** TASK OBJECTIVE **
Which lines in the material below contain the word "Zone"? Copy each of them.

** INFORMATION SUPPLIED **
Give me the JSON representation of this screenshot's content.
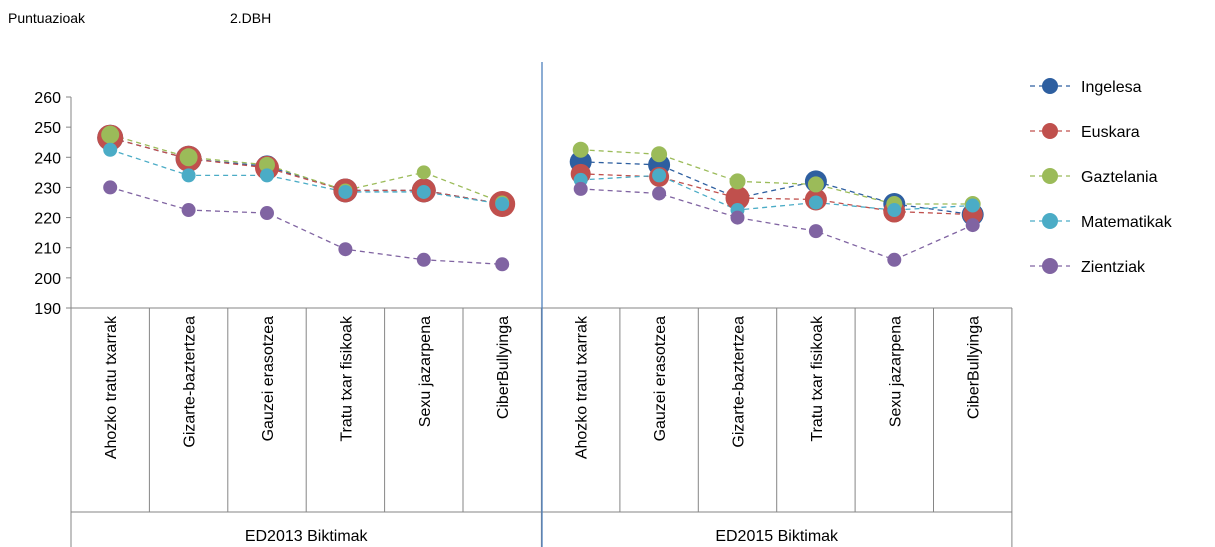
{
  "header": {
    "left": "Puntuazioak",
    "right": "2.DBH"
  },
  "chart_data": {
    "type": "line",
    "ylim": [
      190,
      260
    ],
    "yticks": [
      190,
      200,
      210,
      220,
      230,
      240,
      250,
      260
    ],
    "grid": false,
    "legend_position": "right",
    "groups": [
      {
        "label": "ED2013 Biktimak",
        "categories": [
          "Ahozko tratu txarrak",
          "Gizarte-baztertzea",
          "Gauzei erasotzea",
          "Tratu txar fisikoak",
          "Sexu jazarpena",
          "CiberBullyinga"
        ],
        "series": [
          {
            "name": "Ingelesa",
            "color": "#2E5FA0",
            "values": [
              246.5,
              239.5,
              237,
              229,
              229,
              224.5
            ],
            "marker_size": [
              13,
              13,
              11,
              12,
              12,
              12
            ]
          },
          {
            "name": "Euskara",
            "color": "#C0504D",
            "values": [
              246.5,
              239.5,
              236.5,
              229,
              229,
              224.5
            ],
            "marker_size": [
              13,
              13,
              12,
              12,
              12,
              13
            ]
          },
          {
            "name": "Gaztelania",
            "color": "#9BBB59",
            "values": [
              247.5,
              240,
              237.5,
              229,
              235,
              225
            ],
            "marker_size": [
              9,
              9,
              8,
              7,
              7,
              7
            ]
          },
          {
            "name": "Matematikak",
            "color": "#4BACC6",
            "values": [
              242.5,
              234,
              234,
              228.5,
              228.5,
              224.5
            ],
            "marker_size": [
              7,
              7,
              7,
              7,
              7,
              7
            ]
          },
          {
            "name": "Zientziak",
            "color": "#8064A2",
            "values": [
              230,
              222.5,
              221.5,
              209.5,
              206,
              204.5
            ],
            "marker_size": [
              7,
              7,
              7,
              7,
              7,
              7
            ]
          }
        ]
      },
      {
        "label": "ED2015 Biktimak",
        "categories": [
          "Ahozko tratu txarrak",
          "Gauzei erasotzea",
          "Gizarte-baztertzea",
          "Tratu txar fisikoak",
          "Sexu jazarpena",
          "CiberBullyinga"
        ],
        "series": [
          {
            "name": "Ingelesa",
            "color": "#2E5FA0",
            "values": [
              238.5,
              237.5,
              226.5,
              232,
              224.5,
              221
            ],
            "marker_size": [
              11,
              11,
              11,
              11,
              11,
              11
            ]
          },
          {
            "name": "Euskara",
            "color": "#C0504D",
            "values": [
              234.5,
              233.5,
              226.5,
              226,
              222,
              221
            ],
            "marker_size": [
              10,
              10,
              12,
              11,
              11,
              10
            ]
          },
          {
            "name": "Gaztelania",
            "color": "#9BBB59",
            "values": [
              242.5,
              241,
              232,
              231,
              224.5,
              224.5
            ],
            "marker_size": [
              8,
              8,
              8,
              8,
              8,
              8
            ]
          },
          {
            "name": "Matematikak",
            "color": "#4BACC6",
            "values": [
              232.5,
              234,
              222.5,
              225,
              222.5,
              224
            ],
            "marker_size": [
              7,
              7,
              7,
              7,
              7,
              7
            ]
          },
          {
            "name": "Zientziak",
            "color": "#8064A2",
            "values": [
              229.5,
              228,
              220,
              215.5,
              206,
              217.5
            ],
            "marker_size": [
              7,
              7,
              7,
              7,
              7,
              7
            ]
          }
        ]
      }
    ]
  }
}
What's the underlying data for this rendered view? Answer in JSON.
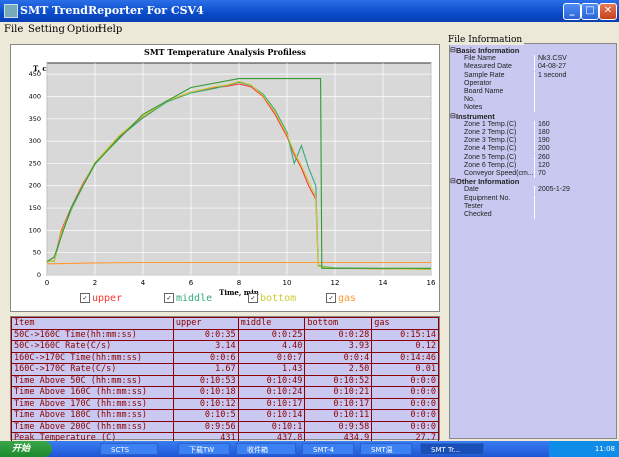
{
  "window": {
    "title": "SMT TrendReporter For CSV4"
  },
  "menu": {
    "items": [
      "File",
      "Setting",
      "Option",
      "Help"
    ]
  },
  "chart_data": {
    "type": "line",
    "title": "SMT Temperature Analysis Profiless",
    "xlabel": "Time, min",
    "ylabel": "T, c",
    "xlim": [
      0,
      16
    ],
    "ylim": [
      0,
      475
    ],
    "xticks": [
      0,
      2,
      4,
      6,
      8,
      10,
      12,
      14,
      16
    ],
    "yticks": [
      0,
      50,
      100,
      150,
      200,
      250,
      300,
      350,
      400,
      450
    ],
    "grid": true,
    "series": [
      {
        "name": "upper",
        "color": "#ff3333",
        "x": [
          0,
          0.3,
          0.6,
          1,
          1.5,
          2,
          3,
          4,
          5,
          6,
          7,
          7.5,
          8,
          8.5,
          9,
          9.5,
          10,
          10.3,
          10.6,
          10.9,
          11.2,
          11.3,
          11.5,
          12,
          16
        ],
        "values": [
          30,
          31,
          100,
          150,
          205,
          250,
          310,
          355,
          390,
          410,
          420,
          423,
          428,
          422,
          400,
          360,
          310,
          270,
          240,
          200,
          170,
          20,
          18,
          15,
          13
        ]
      },
      {
        "name": "middle",
        "color": "#33aa77",
        "x": [
          0,
          0.3,
          0.6,
          1,
          1.5,
          2,
          3,
          4,
          5,
          6,
          7,
          7.5,
          8,
          8.5,
          9,
          9.5,
          10,
          10.3,
          10.6,
          10.9,
          11.2,
          11.3,
          11.5,
          12,
          16
        ],
        "values": [
          30,
          31,
          90,
          145,
          200,
          248,
          308,
          352,
          388,
          408,
          418,
          425,
          432,
          425,
          405,
          370,
          320,
          250,
          290,
          240,
          200,
          22,
          19,
          16,
          13
        ]
      },
      {
        "name": "bottom",
        "color": "#cccc33",
        "x": [
          0,
          0.3,
          0.6,
          1,
          1.5,
          2,
          3,
          4,
          5,
          6,
          7,
          7.5,
          8,
          8.5,
          9,
          9.5,
          10,
          10.3,
          10.6,
          10.9,
          11.2,
          11.3,
          11.5,
          12,
          16
        ],
        "values": [
          30,
          31,
          95,
          148,
          202,
          252,
          312,
          356,
          390,
          410,
          422,
          426,
          434,
          426,
          402,
          365,
          315,
          275,
          245,
          210,
          175,
          20,
          18,
          15,
          13
        ]
      },
      {
        "name": "gas",
        "color": "#ff9933",
        "x": [
          0,
          1,
          2,
          4,
          6,
          8,
          9,
          10,
          11,
          11.4,
          11.5,
          12,
          16
        ],
        "values": [
          25,
          26,
          27,
          28,
          28,
          28,
          28,
          28,
          28,
          28,
          28,
          28,
          28
        ]
      },
      {
        "name": "",
        "color": "#339933",
        "x": [
          0,
          0.3,
          1,
          2,
          4,
          6,
          8,
          9,
          10,
          11,
          11.4,
          11.45,
          12,
          16
        ],
        "values": [
          30,
          40,
          150,
          250,
          360,
          420,
          440,
          440,
          440,
          440,
          440,
          15,
          15,
          15
        ]
      }
    ]
  },
  "legend": {
    "items": [
      {
        "label": "upper",
        "color": "#ff3333"
      },
      {
        "label": "middle",
        "color": "#33aa77"
      },
      {
        "label": "bottom",
        "color": "#cccc33"
      },
      {
        "label": "gas",
        "color": "#ff9933"
      }
    ]
  },
  "table": {
    "headers": [
      "Item",
      "upper",
      "middle",
      "bottom",
      "gas"
    ],
    "rows": [
      [
        "50C->160C Time(hh:mm:ss)",
        "0:0:35",
        "0:0:25",
        "0:0:28",
        "0:15:14"
      ],
      [
        "50C->160C Rate(C/s)",
        "3.14",
        "4.40",
        "3.93",
        "0.12"
      ],
      [
        "160C->170C Time(hh:mm:ss)",
        "0:0:6",
        "0:0:7",
        "0:0:4",
        "0:14:46"
      ],
      [
        "160C->170C Rate(C/s)",
        "1.67",
        "1.43",
        "2.50",
        "0.01"
      ],
      [
        "Time Above 50C (hh:mm:ss)",
        "0:10:53",
        "0:10:49",
        "0:10:52",
        "0:0:0"
      ],
      [
        "Time Above 160C (hh:mm:ss)",
        "0:10:18",
        "0:10:24",
        "0:10:21",
        "0:0:0"
      ],
      [
        "Time Above 170C (hh:mm:ss)",
        "0:10:12",
        "0:10:17",
        "0:10:17",
        "0:0:0"
      ],
      [
        "Time Above 180C (hh:mm:ss)",
        "0:10:5",
        "0:10:14",
        "0:10:11",
        "0:0:0"
      ],
      [
        "Time Above 200C (hh:mm:ss)",
        "0:9:56",
        "0:10:1",
        "0:9:58",
        "0:0:0"
      ],
      [
        "Peak Temperature (C)",
        "431",
        "437.8",
        "434.9",
        "27.7"
      ]
    ]
  },
  "info": {
    "group_label": "File Information",
    "rows": [
      {
        "type": "sec",
        "k": "Basic Information",
        "v": ""
      },
      {
        "type": "row",
        "k": "File Name",
        "v": "Nk3.CSV"
      },
      {
        "type": "row",
        "k": "Measured Date",
        "v": "04-08-27"
      },
      {
        "type": "row",
        "k": "Sample Rate",
        "v": "1 second"
      },
      {
        "type": "row",
        "k": "Operator",
        "v": ""
      },
      {
        "type": "row",
        "k": "Board Name",
        "v": ""
      },
      {
        "type": "row",
        "k": "No.",
        "v": ""
      },
      {
        "type": "row",
        "k": "Notes",
        "v": ""
      },
      {
        "type": "sec",
        "k": "Instrument",
        "v": ""
      },
      {
        "type": "row",
        "k": "Zone 1 Temp.(C)",
        "v": "160"
      },
      {
        "type": "row",
        "k": "Zone 2 Temp.(C)",
        "v": "180"
      },
      {
        "type": "row",
        "k": "Zone 3 Temp.(C)",
        "v": "190"
      },
      {
        "type": "row",
        "k": "Zone 4 Temp.(C)",
        "v": "200"
      },
      {
        "type": "row",
        "k": "Zone 5 Temp.(C)",
        "v": "260"
      },
      {
        "type": "row",
        "k": "Zone 6 Temp.(C)",
        "v": "120"
      },
      {
        "type": "row",
        "k": "Conveyor Speed(cm...",
        "v": "70"
      },
      {
        "type": "sec",
        "k": "Other Information",
        "v": ""
      },
      {
        "type": "row",
        "k": "Date",
        "v": "2005-1-29"
      },
      {
        "type": "row",
        "k": "Equipment No.",
        "v": ""
      },
      {
        "type": "row",
        "k": "Tester",
        "v": ""
      },
      {
        "type": "row",
        "k": "Checked",
        "v": ""
      }
    ]
  },
  "taskbar": {
    "start": "开始",
    "buttons": [
      "SCTS",
      "下载TW",
      "收件箱",
      "SMT-4",
      "SMT温",
      "SMT Tr..."
    ],
    "clock": "11:08"
  }
}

** THE RESULT **
        "k": "Zone 1 Temp.(C)",
        "k": "Zone 2 Temp.(C)",
        "k": "Zone 3 Temp.(C)",
        "k": "Zone 4 Temp.(C)",
        "k": "Zone 5 Temp.(C)",
        "k": "Zone 6 Temp.(C)",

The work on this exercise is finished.